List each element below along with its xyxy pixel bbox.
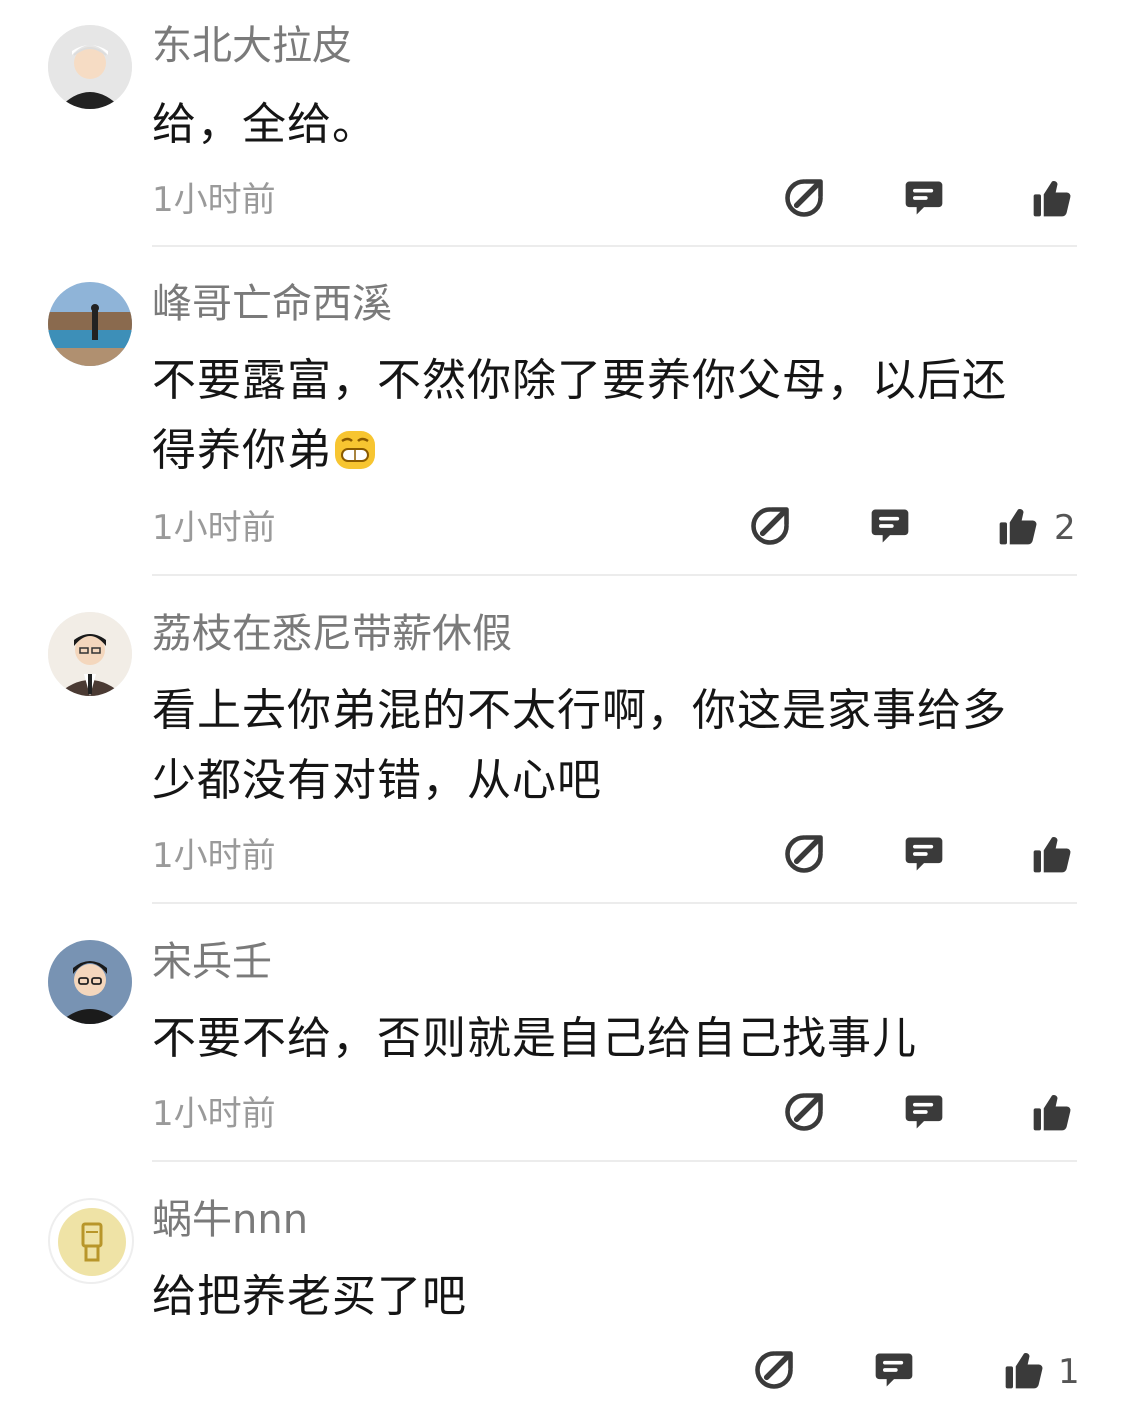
timestamp: 1小时前 xyxy=(152,508,276,548)
timestamp: 1小时前 xyxy=(152,836,276,876)
share-icon[interactable] xyxy=(750,1346,798,1394)
avatar[interactable] xyxy=(48,282,132,366)
username[interactable]: 峰哥亡命西溪 xyxy=(152,280,392,328)
comment-text-line-2-text: 得养你弟 xyxy=(152,425,332,476)
comment-icon[interactable] xyxy=(900,1088,948,1136)
share-icon[interactable] xyxy=(780,1088,828,1136)
comment-text-line-1: 看上去你弟混的不太行啊，你这是家事给多 xyxy=(152,685,1007,736)
grinning-face-emoji xyxy=(335,431,375,469)
comment-icon[interactable] xyxy=(866,502,914,550)
share-icon[interactable] xyxy=(746,502,794,550)
like-count: 1 xyxy=(1058,1352,1080,1392)
comment-text-line-2: 少都没有对错，从心吧 xyxy=(152,755,602,806)
divider xyxy=(152,902,1077,904)
comment-item: 峰哥亡命西溪 不要露富，不然你除了要养你父母，以后还 得养你弟 1小时前 2 xyxy=(0,258,1125,576)
thumbs-up-icon[interactable] xyxy=(994,502,1042,550)
thumbs-up-icon[interactable] xyxy=(1028,174,1076,222)
comment-item: 东北大拉皮 给，全给。 1小时前 xyxy=(0,0,1125,247)
share-icon[interactable] xyxy=(780,174,828,222)
comment-text: 给把养老买了吧 xyxy=(152,1271,467,1322)
comment-text: 给，全给。 xyxy=(152,99,377,150)
comment-item: 荔枝在悉尼带薪休假 看上去你弟混的不太行啊，你这是家事给多 少都没有对错，从心吧… xyxy=(0,588,1125,904)
share-icon[interactable] xyxy=(780,830,828,878)
avatar[interactable] xyxy=(48,612,132,696)
avatar[interactable] xyxy=(48,940,132,1024)
divider xyxy=(152,245,1077,247)
avatar[interactable] xyxy=(48,25,132,109)
timestamp: 1小时前 xyxy=(152,180,276,220)
comment-icon[interactable] xyxy=(870,1346,918,1394)
username[interactable]: 宋兵壬 xyxy=(152,938,272,986)
username[interactable]: 荔枝在悉尼带薪休假 xyxy=(152,610,512,658)
comment-icon[interactable] xyxy=(900,830,948,878)
username[interactable]: 东北大拉皮 xyxy=(152,22,352,70)
avatar[interactable] xyxy=(48,1198,134,1284)
comment-text-line-2: 得养你弟 xyxy=(152,416,1072,486)
thumbs-up-icon[interactable] xyxy=(1028,830,1076,878)
timestamp: 1小时前 xyxy=(152,1094,276,1134)
comment-text-line-1: 不要露富，不然你除了要养你父母，以后还 xyxy=(152,355,1007,406)
comment-icon[interactable] xyxy=(900,174,948,222)
thumbs-up-icon[interactable] xyxy=(1028,1088,1076,1136)
divider xyxy=(152,574,1077,576)
comment-text: 不要不给，否则就是自己给自己找事儿 xyxy=(152,1013,917,1064)
divider xyxy=(152,1160,1077,1162)
comment-item: 宋兵壬 不要不给，否则就是自己给自己找事儿 1小时前 xyxy=(0,916,1125,1162)
thumbs-up-icon[interactable] xyxy=(1000,1346,1048,1394)
comment-item: 蜗牛nnn 给把养老买了吧 1 xyxy=(0,1174,1125,1414)
like-count: 2 xyxy=(1054,508,1076,548)
username[interactable]: 蜗牛nnn xyxy=(152,1196,308,1244)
+ + +
[Stated task]
Reproduce, character for character, the item lines from the line containing "timestamp: 1小时前 xyxy=(152,508,276,548)" through the line containing "comment-text: 给把养老买了吧 xyxy=(152,1271,467,1322)", including both of these lines.

[Response to the exercise]
timestamp: 1小时前 xyxy=(152,508,276,548)
timestamp: 1小时前 xyxy=(152,836,276,876)
share-icon[interactable] xyxy=(750,1346,798,1394)
avatar[interactable] xyxy=(48,282,132,366)
username[interactable]: 峰哥亡命西溪 xyxy=(152,280,392,328)
comment-text-line-2-text: 得养你弟 xyxy=(152,425,332,476)
comment-icon[interactable] xyxy=(900,1088,948,1136)
share-icon[interactable] xyxy=(780,1088,828,1136)
comment-text-line-1: 看上去你弟混的不太行啊，你这是家事给多 xyxy=(152,685,1007,736)
grinning-face-emoji xyxy=(335,431,375,469)
comment-icon[interactable] xyxy=(866,502,914,550)
share-icon[interactable] xyxy=(746,502,794,550)
like-count: 1 xyxy=(1058,1352,1080,1392)
comment-text-line-2: 少都没有对错，从心吧 xyxy=(152,755,602,806)
divider xyxy=(152,902,1077,904)
comment-item: 峰哥亡命西溪 不要露富，不然你除了要养你父母，以后还 得养你弟 1小时前 2 xyxy=(0,258,1125,576)
thumbs-up-icon[interactable] xyxy=(994,502,1042,550)
thumbs-up-icon[interactable] xyxy=(1028,174,1076,222)
comment-item: 东北大拉皮 给，全给。 1小时前 xyxy=(0,0,1125,247)
share-icon[interactable] xyxy=(780,174,828,222)
comment-text: 给把养老买了吧 xyxy=(152,1271,467,1322)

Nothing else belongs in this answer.